What you need to do — Look for "Taxes" in each line of the entries, and return the matching lines.

# Start of Materials provided

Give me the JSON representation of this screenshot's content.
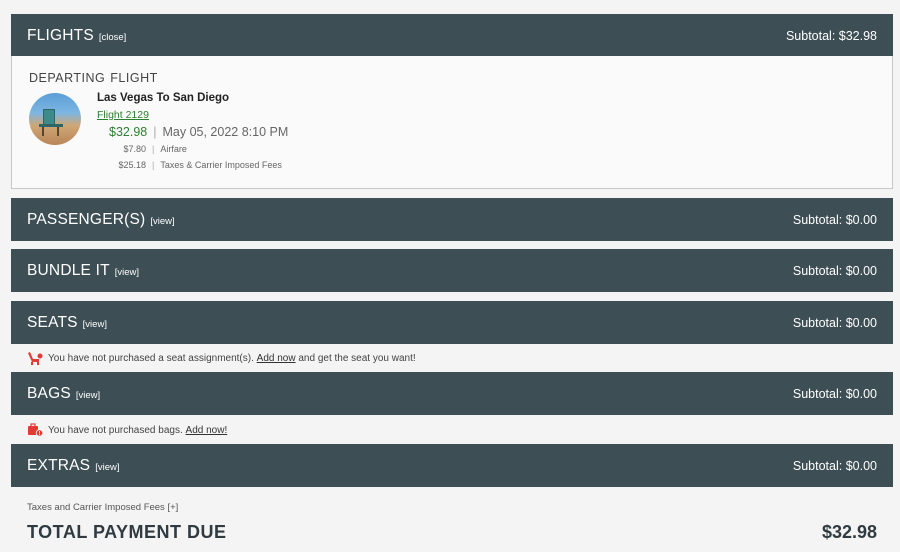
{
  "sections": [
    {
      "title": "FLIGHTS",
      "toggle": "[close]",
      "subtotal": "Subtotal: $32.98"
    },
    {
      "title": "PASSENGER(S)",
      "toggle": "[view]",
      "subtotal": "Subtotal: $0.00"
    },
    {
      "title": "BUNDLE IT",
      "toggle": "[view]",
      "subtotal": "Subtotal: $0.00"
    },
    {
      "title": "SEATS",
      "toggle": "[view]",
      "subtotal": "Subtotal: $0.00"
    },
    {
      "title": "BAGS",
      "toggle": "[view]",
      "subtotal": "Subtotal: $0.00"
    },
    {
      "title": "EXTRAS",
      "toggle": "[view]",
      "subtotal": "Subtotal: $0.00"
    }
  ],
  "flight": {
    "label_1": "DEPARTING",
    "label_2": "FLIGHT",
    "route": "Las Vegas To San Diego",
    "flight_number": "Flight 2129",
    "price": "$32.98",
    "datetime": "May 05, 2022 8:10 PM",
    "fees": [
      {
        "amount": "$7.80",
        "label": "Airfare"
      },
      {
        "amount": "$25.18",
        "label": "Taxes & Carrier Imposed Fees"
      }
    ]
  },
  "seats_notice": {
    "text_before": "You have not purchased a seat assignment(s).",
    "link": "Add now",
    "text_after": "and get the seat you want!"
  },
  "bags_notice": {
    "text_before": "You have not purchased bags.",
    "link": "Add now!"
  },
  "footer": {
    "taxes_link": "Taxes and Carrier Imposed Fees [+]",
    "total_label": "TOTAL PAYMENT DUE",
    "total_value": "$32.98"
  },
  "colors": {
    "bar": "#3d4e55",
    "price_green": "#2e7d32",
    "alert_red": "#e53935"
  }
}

# End of Materials provided
# Start of Materials provided

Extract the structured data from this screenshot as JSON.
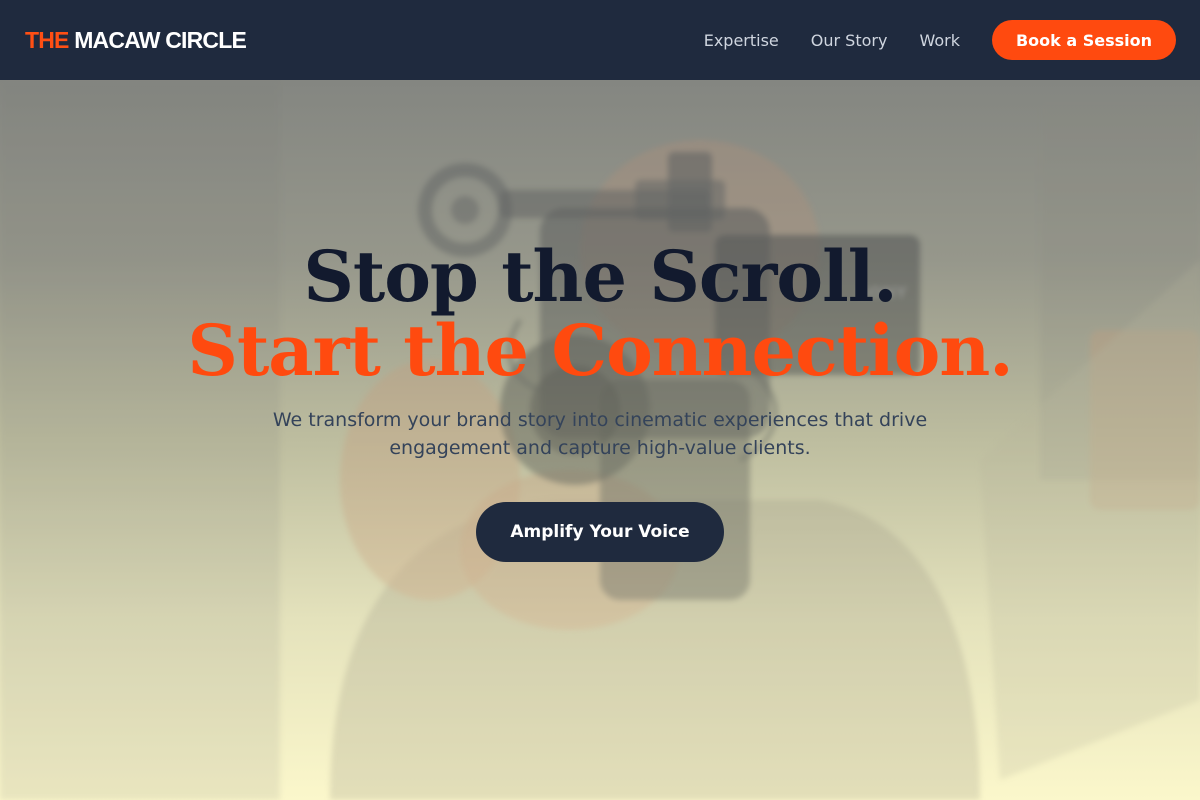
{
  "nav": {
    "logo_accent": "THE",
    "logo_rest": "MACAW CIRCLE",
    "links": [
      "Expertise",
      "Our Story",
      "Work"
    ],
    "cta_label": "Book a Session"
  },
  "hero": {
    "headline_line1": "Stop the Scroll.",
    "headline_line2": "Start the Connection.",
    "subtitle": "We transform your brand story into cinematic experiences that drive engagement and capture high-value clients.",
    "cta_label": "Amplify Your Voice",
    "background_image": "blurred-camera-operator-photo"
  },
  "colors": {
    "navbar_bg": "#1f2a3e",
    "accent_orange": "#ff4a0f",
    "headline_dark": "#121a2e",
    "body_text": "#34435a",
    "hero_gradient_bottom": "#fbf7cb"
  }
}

# End of Materials provided

Task result —
        "label": "Taxes & Carrier Imposed Fees"
    "taxes_link": "Taxes and Carrier Imposed Fees [+]",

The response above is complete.